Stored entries
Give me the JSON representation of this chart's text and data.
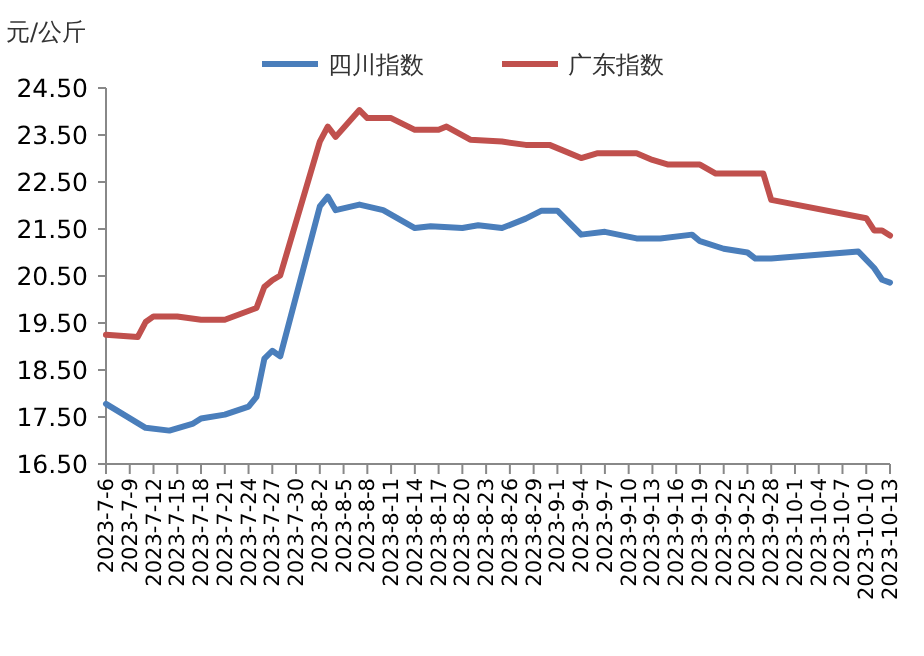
{
  "chart_data": {
    "type": "line",
    "ylabel": "元/公斤",
    "legend": "top",
    "ylim": [
      16.5,
      24.5
    ],
    "yticks": [
      {
        "value": 16.5,
        "label": "16.50"
      },
      {
        "value": 17.5,
        "label": "17.50"
      },
      {
        "value": 18.5,
        "label": "18.50"
      },
      {
        "value": 19.5,
        "label": "19.50"
      },
      {
        "value": 20.5,
        "label": "20.50"
      },
      {
        "value": 21.5,
        "label": "21.50"
      },
      {
        "value": 22.5,
        "label": "22.50"
      },
      {
        "value": 23.5,
        "label": "23.50"
      },
      {
        "value": 24.5,
        "label": "24.50"
      }
    ],
    "xlim": [
      "2023-07-06",
      "2023-10-13"
    ],
    "xticks": [
      {
        "value": "2023-07-06",
        "label": "2023-7-6"
      },
      {
        "value": "2023-07-09",
        "label": "2023-7-9"
      },
      {
        "value": "2023-07-12",
        "label": "2023-7-12"
      },
      {
        "value": "2023-07-15",
        "label": "2023-7-15"
      },
      {
        "value": "2023-07-18",
        "label": "2023-7-18"
      },
      {
        "value": "2023-07-21",
        "label": "2023-7-21"
      },
      {
        "value": "2023-07-24",
        "label": "2023-7-24"
      },
      {
        "value": "2023-07-27",
        "label": "2023-7-27"
      },
      {
        "value": "2023-07-30",
        "label": "2023-7-30"
      },
      {
        "value": "2023-08-02",
        "label": "2023-8-2"
      },
      {
        "value": "2023-08-05",
        "label": "2023-8-5"
      },
      {
        "value": "2023-08-08",
        "label": "2023-8-8"
      },
      {
        "value": "2023-08-11",
        "label": "2023-8-11"
      },
      {
        "value": "2023-08-14",
        "label": "2023-8-14"
      },
      {
        "value": "2023-08-17",
        "label": "2023-8-17"
      },
      {
        "value": "2023-08-20",
        "label": "2023-8-20"
      },
      {
        "value": "2023-08-23",
        "label": "2023-8-23"
      },
      {
        "value": "2023-08-26",
        "label": "2023-8-26"
      },
      {
        "value": "2023-08-29",
        "label": "2023-8-29"
      },
      {
        "value": "2023-09-01",
        "label": "2023-9-1"
      },
      {
        "value": "2023-09-04",
        "label": "2023-9-4"
      },
      {
        "value": "2023-09-07",
        "label": "2023-9-7"
      },
      {
        "value": "2023-09-10",
        "label": "2023-9-10"
      },
      {
        "value": "2023-09-13",
        "label": "2023-9-13"
      },
      {
        "value": "2023-09-16",
        "label": "2023-9-16"
      },
      {
        "value": "2023-09-19",
        "label": "2023-9-19"
      },
      {
        "value": "2023-09-22",
        "label": "2023-9-22"
      },
      {
        "value": "2023-09-25",
        "label": "2023-9-25"
      },
      {
        "value": "2023-09-28",
        "label": "2023-9-28"
      },
      {
        "value": "2023-10-01",
        "label": "2023-10-1"
      },
      {
        "value": "2023-10-04",
        "label": "2023-10-4"
      },
      {
        "value": "2023-10-07",
        "label": "2023-10-7"
      },
      {
        "value": "2023-10-10",
        "label": "2023-10-10"
      },
      {
        "value": "2023-10-13",
        "label": "2023-10-13"
      }
    ],
    "series": [
      {
        "name": "四川指数",
        "color": "#4a7ebb",
        "x": [
          "2023-07-06",
          "2023-07-11",
          "2023-07-14",
          "2023-07-17",
          "2023-07-18",
          "2023-07-21",
          "2023-07-24",
          "2023-07-25",
          "2023-07-26",
          "2023-07-27",
          "2023-07-28",
          "2023-08-02",
          "2023-08-03",
          "2023-08-04",
          "2023-08-07",
          "2023-08-10",
          "2023-08-14",
          "2023-08-16",
          "2023-08-20",
          "2023-08-22",
          "2023-08-25",
          "2023-08-28",
          "2023-08-30",
          "2023-09-01",
          "2023-09-04",
          "2023-09-07",
          "2023-09-11",
          "2023-09-14",
          "2023-09-18",
          "2023-09-19",
          "2023-09-22",
          "2023-09-25",
          "2023-09-26",
          "2023-09-28",
          "2023-10-09",
          "2023-10-11",
          "2023-10-12",
          "2023-10-13"
        ],
        "values": [
          17.78,
          17.27,
          17.21,
          17.36,
          17.47,
          17.55,
          17.72,
          17.93,
          18.74,
          18.91,
          18.79,
          21.98,
          22.19,
          21.9,
          22.02,
          21.9,
          21.52,
          21.56,
          21.52,
          21.58,
          21.52,
          21.72,
          21.89,
          21.89,
          21.38,
          21.44,
          21.3,
          21.3,
          21.38,
          21.24,
          21.08,
          21.0,
          20.87,
          20.87,
          21.02,
          20.67,
          20.42,
          20.36
        ]
      },
      {
        "name": "广东指数",
        "color": "#c0504d",
        "x": [
          "2023-07-06",
          "2023-07-10",
          "2023-07-11",
          "2023-07-12",
          "2023-07-15",
          "2023-07-18",
          "2023-07-21",
          "2023-07-25",
          "2023-07-26",
          "2023-07-27",
          "2023-07-28",
          "2023-08-02",
          "2023-08-03",
          "2023-08-04",
          "2023-08-07",
          "2023-08-08",
          "2023-08-11",
          "2023-08-14",
          "2023-08-17",
          "2023-08-18",
          "2023-08-21",
          "2023-08-25",
          "2023-08-28",
          "2023-08-31",
          "2023-09-04",
          "2023-09-06",
          "2023-09-11",
          "2023-09-13",
          "2023-09-15",
          "2023-09-19",
          "2023-09-21",
          "2023-09-27",
          "2023-09-28",
          "2023-10-10",
          "2023-10-11",
          "2023-10-12",
          "2023-10-13"
        ],
        "values": [
          19.25,
          19.2,
          19.52,
          19.64,
          19.64,
          19.57,
          19.57,
          19.82,
          20.27,
          20.41,
          20.51,
          23.36,
          23.68,
          23.46,
          24.03,
          23.86,
          23.86,
          23.61,
          23.61,
          23.68,
          23.4,
          23.36,
          23.29,
          23.29,
          23.01,
          23.11,
          23.11,
          22.97,
          22.87,
          22.87,
          22.68,
          22.68,
          22.12,
          21.73,
          21.47,
          21.47,
          21.36
        ]
      }
    ]
  }
}
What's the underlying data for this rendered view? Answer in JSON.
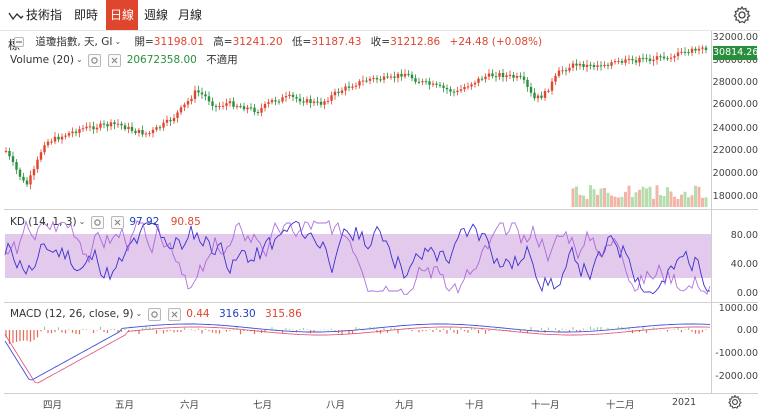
{
  "toolbar": {
    "indicators_label": "技術指標",
    "tabs": [
      {
        "label": "即時",
        "active": false
      },
      {
        "label": "日線",
        "active": true
      },
      {
        "label": "週線",
        "active": false
      },
      {
        "label": "月線",
        "active": false
      }
    ],
    "settings_icon": "gear-icon"
  },
  "main_legend": {
    "collapse_icon": "minus-box-icon",
    "symbol": "道瓊指數, 天, GI",
    "open_label": "開=",
    "open": "31198.01",
    "high_label": "高=",
    "high": "31241.20",
    "low_label": "低=",
    "low": "31187.43",
    "close_label": "收=",
    "close": "31212.86",
    "change": "+24.48 (+0.08%)"
  },
  "volume_legend": {
    "label": "Volume (20)",
    "value": "20672358.00",
    "status": "不適用"
  },
  "kd_legend": {
    "label": "KD (14, 1, 3)",
    "k": "97.92",
    "d": "90.85"
  },
  "macd_legend": {
    "label": "MACD (12, 26, close, 9)",
    "hist": "0.44",
    "macd": "316.30",
    "signal": "315.86"
  },
  "price_axis": [
    "32000.00",
    "30000.00",
    "28000.00",
    "26000.00",
    "24000.00",
    "22000.00",
    "20000.00",
    "18000.00"
  ],
  "last_price": "30814.26",
  "kd_axis": [
    "80.00",
    "40.00",
    "0.00"
  ],
  "macd_axis": [
    "1000.00",
    "0.00",
    "-1000.00",
    "-2000.00"
  ],
  "months": [
    "四月",
    "五月",
    "六月",
    "七月",
    "八月",
    "九月",
    "十月",
    "十一月",
    "十二月",
    "2021"
  ],
  "colors": {
    "up": "#e0452d",
    "down": "#2a8f3c",
    "kd_band": "#d9b8e6",
    "k_line": "#3a2fd0",
    "d_line": "#9b4fd6",
    "macd_line": "#3b4fd8",
    "signal_line": "#e05f86",
    "active_tab": "#e0452d"
  }
}
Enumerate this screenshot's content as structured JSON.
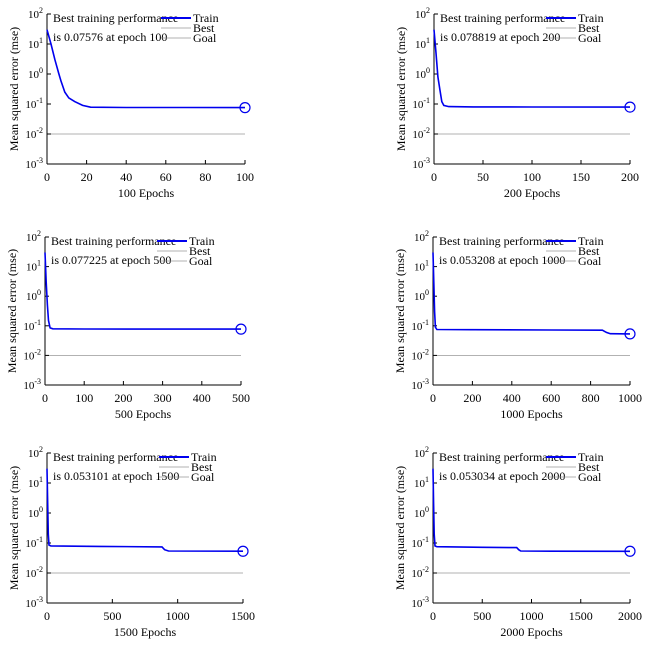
{
  "chart_data": [
    {
      "type": "line",
      "title": "",
      "annotation": [
        "Best training performance",
        "is 0.07576 at epoch 100"
      ],
      "xlabel": "100 Epochs",
      "ylabel": "Mean squared error (mse)",
      "xlim": [
        0,
        100
      ],
      "ylim_log10": [
        -3,
        2
      ],
      "yscale": "log",
      "xticks": [
        0,
        20,
        40,
        60,
        80,
        100
      ],
      "yticks_exp": [
        2,
        1,
        0,
        -1,
        -2,
        -3
      ],
      "legend": [
        "Train",
        "Best",
        "Goal"
      ],
      "legend_position": "top-right",
      "grid": false,
      "goal": 0.01,
      "best_point": {
        "epoch": 100,
        "value": 0.07576
      },
      "series": [
        {
          "name": "Train",
          "color": "#0000ee",
          "points": [
            [
              0,
              30
            ],
            [
              2,
              10
            ],
            [
              4,
              3
            ],
            [
              6,
              1
            ],
            [
              7,
              0.6
            ],
            [
              9,
              0.25
            ],
            [
              11,
              0.16
            ],
            [
              14,
              0.12
            ],
            [
              18,
              0.09
            ],
            [
              22,
              0.078
            ],
            [
              40,
              0.0765
            ],
            [
              70,
              0.0762
            ],
            [
              100,
              0.07576
            ]
          ]
        }
      ]
    },
    {
      "type": "line",
      "title": "",
      "annotation": [
        "Best training performance",
        "is 0.078819 at epoch 200"
      ],
      "xlabel": "200 Epochs",
      "ylabel": "Mean squared error (mse)",
      "xlim": [
        0,
        200
      ],
      "ylim_log10": [
        -3,
        2
      ],
      "yscale": "log",
      "xticks": [
        0,
        50,
        100,
        150,
        200
      ],
      "yticks_exp": [
        2,
        1,
        0,
        -1,
        -2,
        -3
      ],
      "legend": [
        "Train",
        "Best",
        "Goal"
      ],
      "legend_position": "top-right",
      "grid": false,
      "goal": 0.01,
      "best_point": {
        "epoch": 200,
        "value": 0.078819
      },
      "series": [
        {
          "name": "Train",
          "color": "#0000ee",
          "points": [
            [
              0,
              30
            ],
            [
              2,
              5
            ],
            [
              4,
              0.8
            ],
            [
              6,
              0.3
            ],
            [
              8,
              0.12
            ],
            [
              10,
              0.09
            ],
            [
              15,
              0.082
            ],
            [
              40,
              0.08
            ],
            [
              100,
              0.0795
            ],
            [
              200,
              0.078819
            ]
          ]
        }
      ]
    },
    {
      "type": "line",
      "title": "",
      "annotation": [
        "Best training performance",
        "is 0.077225 at epoch 500"
      ],
      "xlabel": "500 Epochs",
      "ylabel": "Mean squared error (mse)",
      "xlim": [
        0,
        500
      ],
      "ylim_log10": [
        -3,
        2
      ],
      "yscale": "log",
      "xticks": [
        0,
        100,
        200,
        300,
        400,
        500
      ],
      "yticks_exp": [
        2,
        1,
        0,
        -1,
        -2,
        -3
      ],
      "legend": [
        "Train",
        "Best",
        "Goal"
      ],
      "legend_position": "top-right",
      "grid": false,
      "goal": 0.01,
      "best_point": {
        "epoch": 500,
        "value": 0.077225
      },
      "series": [
        {
          "name": "Train",
          "color": "#0000ee",
          "points": [
            [
              0,
              30
            ],
            [
              3,
              3
            ],
            [
              6,
              0.5
            ],
            [
              9,
              0.15
            ],
            [
              13,
              0.085
            ],
            [
              20,
              0.079
            ],
            [
              100,
              0.078
            ],
            [
              300,
              0.0775
            ],
            [
              500,
              0.077225
            ]
          ]
        }
      ]
    },
    {
      "type": "line",
      "title": "",
      "annotation": [
        "Best training performance",
        "is 0.053208 at epoch 1000"
      ],
      "xlabel": "1000 Epochs",
      "ylabel": "Mean squared error (mse)",
      "xlim": [
        0,
        1000
      ],
      "ylim_log10": [
        -3,
        2
      ],
      "yscale": "log",
      "xticks": [
        0,
        200,
        400,
        600,
        800,
        1000
      ],
      "yticks_exp": [
        2,
        1,
        0,
        -1,
        -2,
        -3
      ],
      "legend": [
        "Train",
        "Best",
        "Goal"
      ],
      "legend_position": "top-right",
      "grid": false,
      "goal": 0.01,
      "best_point": {
        "epoch": 1000,
        "value": 0.053208
      },
      "series": [
        {
          "name": "Train",
          "color": "#0000ee",
          "points": [
            [
              0,
              30
            ],
            [
              4,
              3
            ],
            [
              8,
              0.3
            ],
            [
              12,
              0.09
            ],
            [
              20,
              0.075
            ],
            [
              200,
              0.074
            ],
            [
              600,
              0.072
            ],
            [
              860,
              0.071
            ],
            [
              880,
              0.06
            ],
            [
              900,
              0.054
            ],
            [
              1000,
              0.053208
            ]
          ]
        }
      ]
    },
    {
      "type": "line",
      "title": "",
      "annotation": [
        "Best training performance",
        "is 0.053101 at epoch 1500"
      ],
      "xlabel": "1500 Epochs",
      "ylabel": "Mean squared error (mse)",
      "xlim": [
        0,
        1500
      ],
      "ylim_log10": [
        -3,
        2
      ],
      "yscale": "log",
      "xticks": [
        0,
        500,
        1000,
        1500
      ],
      "yticks_exp": [
        2,
        1,
        0,
        -1,
        -2,
        -3
      ],
      "legend": [
        "Train",
        "Best",
        "Goal"
      ],
      "legend_position": "top-right",
      "grid": false,
      "goal": 0.01,
      "best_point": {
        "epoch": 1500,
        "value": 0.053101
      },
      "series": [
        {
          "name": "Train",
          "color": "#0000ee",
          "points": [
            [
              0,
              30
            ],
            [
              5,
              2
            ],
            [
              10,
              0.2
            ],
            [
              15,
              0.085
            ],
            [
              30,
              0.08
            ],
            [
              400,
              0.077
            ],
            [
              880,
              0.074
            ],
            [
              900,
              0.06
            ],
            [
              930,
              0.054
            ],
            [
              1500,
              0.053101
            ]
          ]
        }
      ]
    },
    {
      "type": "line",
      "title": "",
      "annotation": [
        "Best training performance",
        "is 0.053034 at epoch 2000"
      ],
      "xlabel": "2000 Epochs",
      "ylabel": "Mean squared error (mse)",
      "xlim": [
        0,
        2000
      ],
      "ylim_log10": [
        -3,
        2
      ],
      "yscale": "log",
      "xticks": [
        0,
        500,
        1000,
        1500,
        2000
      ],
      "yticks_exp": [
        2,
        1,
        0,
        -1,
        -2,
        -3
      ],
      "legend": [
        "Train",
        "Best",
        "Goal"
      ],
      "legend_position": "top-right",
      "grid": false,
      "goal": 0.01,
      "best_point": {
        "epoch": 2000,
        "value": 0.053034
      },
      "series": [
        {
          "name": "Train",
          "color": "#0000ee",
          "points": [
            [
              0,
              30
            ],
            [
              6,
              2
            ],
            [
              12,
              0.2
            ],
            [
              20,
              0.08
            ],
            [
              40,
              0.075
            ],
            [
              500,
              0.072
            ],
            [
              850,
              0.07
            ],
            [
              870,
              0.06
            ],
            [
              890,
              0.054
            ],
            [
              1200,
              0.0532
            ],
            [
              2000,
              0.053034
            ]
          ]
        }
      ]
    }
  ],
  "style": {
    "train_color": "#0000ee",
    "goal_color": "#999999",
    "best_color": "#999999",
    "axis_color": "#000000"
  }
}
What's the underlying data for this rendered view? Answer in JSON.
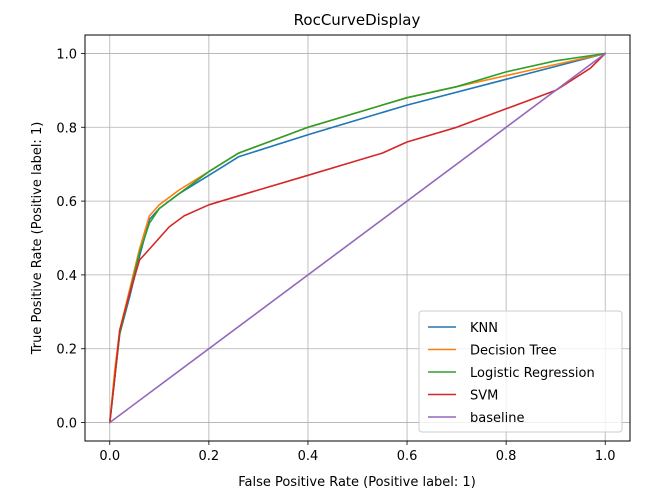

— Directions for this task —
Among the lines of the material above, how many include the string "Epochs"? Report only that number.

— Response to the exercise —
6